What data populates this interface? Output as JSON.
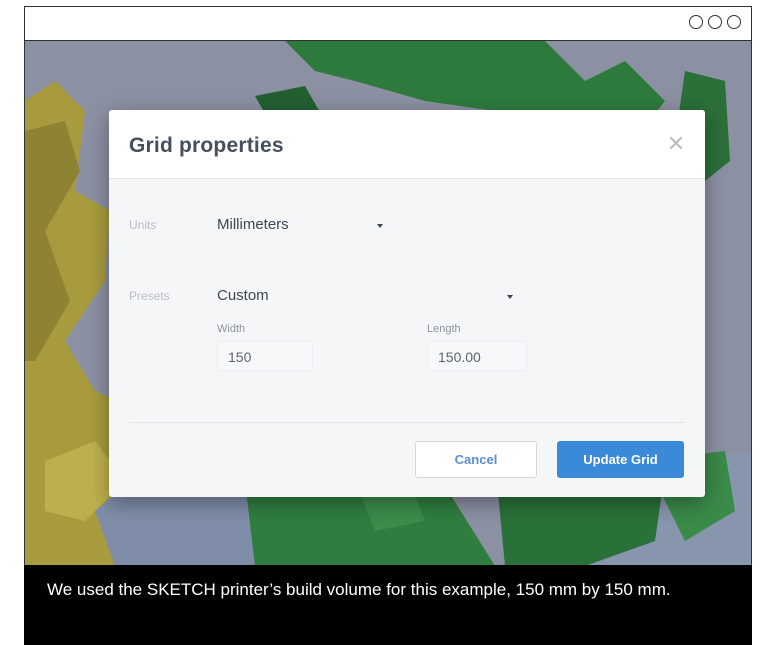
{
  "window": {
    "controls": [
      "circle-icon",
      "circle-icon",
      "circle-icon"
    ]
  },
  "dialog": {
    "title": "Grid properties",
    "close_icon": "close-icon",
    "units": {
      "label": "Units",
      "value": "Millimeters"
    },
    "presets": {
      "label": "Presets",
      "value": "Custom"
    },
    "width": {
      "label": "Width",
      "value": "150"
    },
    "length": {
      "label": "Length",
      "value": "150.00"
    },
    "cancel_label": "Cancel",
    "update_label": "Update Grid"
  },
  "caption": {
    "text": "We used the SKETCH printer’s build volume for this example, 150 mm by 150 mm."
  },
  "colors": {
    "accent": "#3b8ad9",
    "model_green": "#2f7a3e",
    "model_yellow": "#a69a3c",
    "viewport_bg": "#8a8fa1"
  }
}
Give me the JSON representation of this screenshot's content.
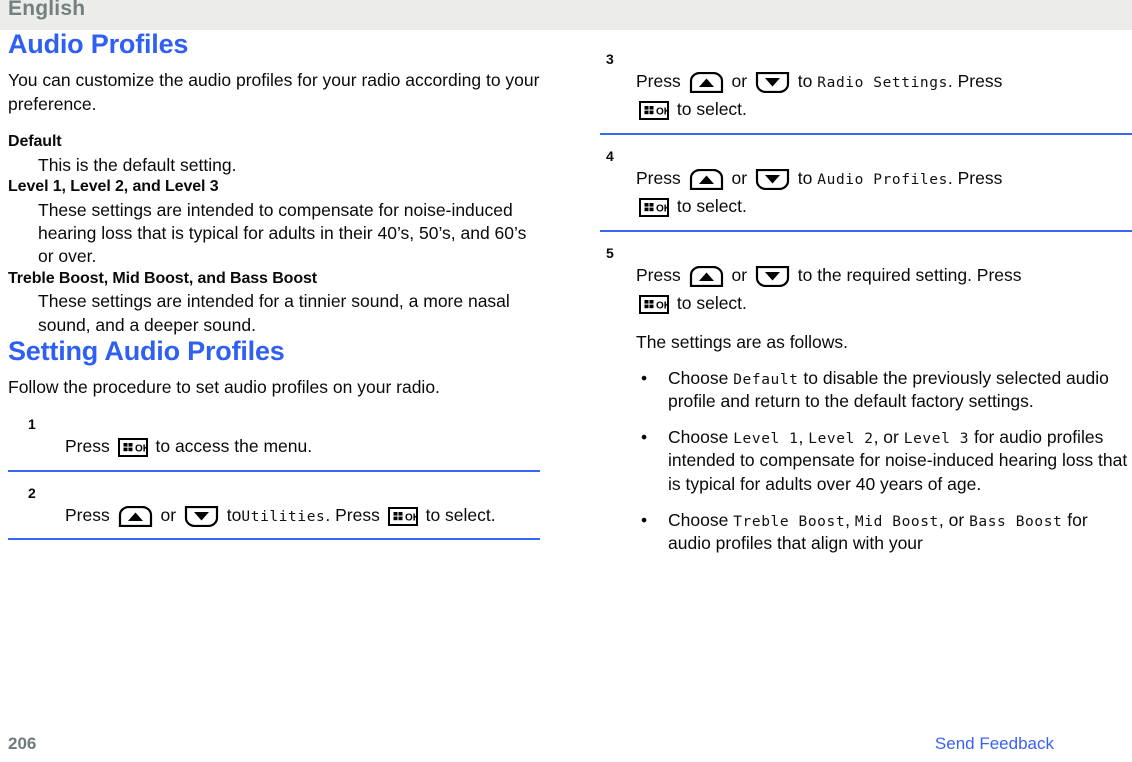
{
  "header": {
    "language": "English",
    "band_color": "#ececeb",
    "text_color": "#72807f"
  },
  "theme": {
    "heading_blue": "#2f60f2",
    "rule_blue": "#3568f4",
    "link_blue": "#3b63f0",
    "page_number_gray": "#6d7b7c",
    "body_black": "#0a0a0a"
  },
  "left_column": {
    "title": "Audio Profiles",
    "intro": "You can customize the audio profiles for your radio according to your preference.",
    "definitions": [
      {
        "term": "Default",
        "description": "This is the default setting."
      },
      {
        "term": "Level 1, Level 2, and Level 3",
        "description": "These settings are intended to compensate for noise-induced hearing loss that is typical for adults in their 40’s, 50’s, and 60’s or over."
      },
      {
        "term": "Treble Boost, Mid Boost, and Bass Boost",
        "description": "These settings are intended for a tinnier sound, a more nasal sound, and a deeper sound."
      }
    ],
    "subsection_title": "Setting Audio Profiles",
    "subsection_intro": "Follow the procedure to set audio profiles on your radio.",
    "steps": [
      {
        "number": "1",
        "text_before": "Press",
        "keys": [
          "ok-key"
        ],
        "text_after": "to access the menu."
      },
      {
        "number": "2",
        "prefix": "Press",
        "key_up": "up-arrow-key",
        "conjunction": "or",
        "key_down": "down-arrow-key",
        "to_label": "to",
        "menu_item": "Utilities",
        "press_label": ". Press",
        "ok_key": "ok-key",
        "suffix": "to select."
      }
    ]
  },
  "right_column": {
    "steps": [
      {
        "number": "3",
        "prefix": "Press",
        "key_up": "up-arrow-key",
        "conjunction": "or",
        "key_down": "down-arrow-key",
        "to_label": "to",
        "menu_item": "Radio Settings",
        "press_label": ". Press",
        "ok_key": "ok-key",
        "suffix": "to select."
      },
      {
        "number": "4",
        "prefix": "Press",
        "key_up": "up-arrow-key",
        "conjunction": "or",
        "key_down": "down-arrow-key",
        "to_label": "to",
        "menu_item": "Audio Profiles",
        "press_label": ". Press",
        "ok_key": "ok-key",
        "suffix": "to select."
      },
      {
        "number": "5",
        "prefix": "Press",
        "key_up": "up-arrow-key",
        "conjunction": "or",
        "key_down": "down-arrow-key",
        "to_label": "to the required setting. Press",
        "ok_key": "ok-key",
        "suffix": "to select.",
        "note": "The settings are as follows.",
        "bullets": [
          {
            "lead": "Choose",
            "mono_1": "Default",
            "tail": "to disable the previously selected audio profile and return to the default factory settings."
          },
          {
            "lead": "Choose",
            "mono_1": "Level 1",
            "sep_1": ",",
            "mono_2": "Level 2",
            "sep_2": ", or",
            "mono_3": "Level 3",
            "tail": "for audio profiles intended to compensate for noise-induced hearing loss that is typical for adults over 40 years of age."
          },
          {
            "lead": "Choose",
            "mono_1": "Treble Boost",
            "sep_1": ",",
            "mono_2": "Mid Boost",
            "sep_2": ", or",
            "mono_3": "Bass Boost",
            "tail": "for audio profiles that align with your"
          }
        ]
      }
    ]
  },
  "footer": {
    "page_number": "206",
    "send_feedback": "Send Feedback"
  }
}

━━━━

▶ Given instruction: Write out the entries again, exactly as given, skipping any images.

▶ Answer to this problem:
What data populates this interface? Output as JSON.
{
  "window": {
    "controls": [
      "circle-icon",
      "circle-icon",
      "circle-icon"
    ]
  },
  "dialog": {
    "title": "Grid properties",
    "close_icon": "close-icon",
    "units": {
      "label": "Units",
      "value": "Millimeters"
    },
    "presets": {
      "label": "Presets",
      "value": "Custom"
    },
    "width": {
      "label": "Width",
      "value": "150"
    },
    "length": {
      "label": "Length",
      "value": "150.00"
    },
    "cancel_label": "Cancel",
    "update_label": "Update Grid"
  },
  "caption": {
    "text": "We used the SKETCH printer’s build volume for this example, 150 mm by 150 mm."
  },
  "colors": {
    "accent": "#3b8ad9",
    "model_green": "#2f7a3e",
    "model_yellow": "#a69a3c",
    "viewport_bg": "#8a8fa1"
  }
}
Give me the JSON representation of this screenshot's content.
{
  "header": {
    "language": "English",
    "band_color": "#ececeb",
    "text_color": "#72807f"
  },
  "theme": {
    "heading_blue": "#2f60f2",
    "rule_blue": "#3568f4",
    "link_blue": "#3b63f0",
    "page_number_gray": "#6d7b7c",
    "body_black": "#0a0a0a"
  },
  "left_column": {
    "title": "Audio Profiles",
    "intro": "You can customize the audio profiles for your radio according to your preference.",
    "definitions": [
      {
        "term": "Default",
        "description": "This is the default setting."
      },
      {
        "term": "Level 1, Level 2, and Level 3",
        "description": "These settings are intended to compensate for noise-induced hearing loss that is typical for adults in their 40’s, 50’s, and 60’s or over."
      },
      {
        "term": "Treble Boost, Mid Boost, and Bass Boost",
        "description": "These settings are intended for a tinnier sound, a more nasal sound, and a deeper sound."
      }
    ],
    "subsection_title": "Setting Audio Profiles",
    "subsection_intro": "Follow the procedure to set audio profiles on your radio.",
    "steps": [
      {
        "number": "1",
        "text_before": "Press",
        "keys": [
          "ok-key"
        ],
        "text_after": "to access the menu."
      },
      {
        "number": "2",
        "prefix": "Press",
        "key_up": "up-arrow-key",
        "conjunction": "or",
        "key_down": "down-arrow-key",
        "to_label": "to",
        "menu_item": "Utilities",
        "press_label": ". Press",
        "ok_key": "ok-key",
        "suffix": "to select."
      }
    ]
  },
  "right_column": {
    "steps": [
      {
        "number": "3",
        "prefix": "Press",
        "key_up": "up-arrow-key",
        "conjunction": "or",
        "key_down": "down-arrow-key",
        "to_label": "to",
        "menu_item": "Radio Settings",
        "press_label": ". Press",
        "ok_key": "ok-key",
        "suffix": "to select."
      },
      {
        "number": "4",
        "prefix": "Press",
        "key_up": "up-arrow-key",
        "conjunction": "or",
        "key_down": "down-arrow-key",
        "to_label": "to",
        "menu_item": "Audio Profiles",
        "press_label": ". Press",
        "ok_key": "ok-key",
        "suffix": "to select."
      },
      {
        "number": "5",
        "prefix": "Press",
        "key_up": "up-arrow-key",
        "conjunction": "or",
        "key_down": "down-arrow-key",
        "to_label": "to the required setting. Press",
        "ok_key": "ok-key",
        "suffix": "to select.",
        "note": "The settings are as follows.",
        "bullets": [
          {
            "lead": "Choose",
            "mono_1": "Default",
            "tail": "to disable the previously selected audio profile and return to the default factory settings."
          },
          {
            "lead": "Choose",
            "mono_1": "Level 1",
            "sep_1": ",",
            "mono_2": "Level 2",
            "sep_2": ", or",
            "mono_3": "Level 3",
            "tail": "for audio profiles intended to compensate for noise-induced hearing loss that is typical for adults over 40 years of age."
          },
          {
            "lead": "Choose",
            "mono_1": "Treble Boost",
            "sep_1": ",",
            "mono_2": "Mid Boost",
            "sep_2": ", or",
            "mono_3": "Bass Boost",
            "tail": "for audio profiles that align with your"
          }
        ]
      }
    ]
  },
  "footer": {
    "page_number": "206",
    "send_feedback": "Send Feedback"
  }
}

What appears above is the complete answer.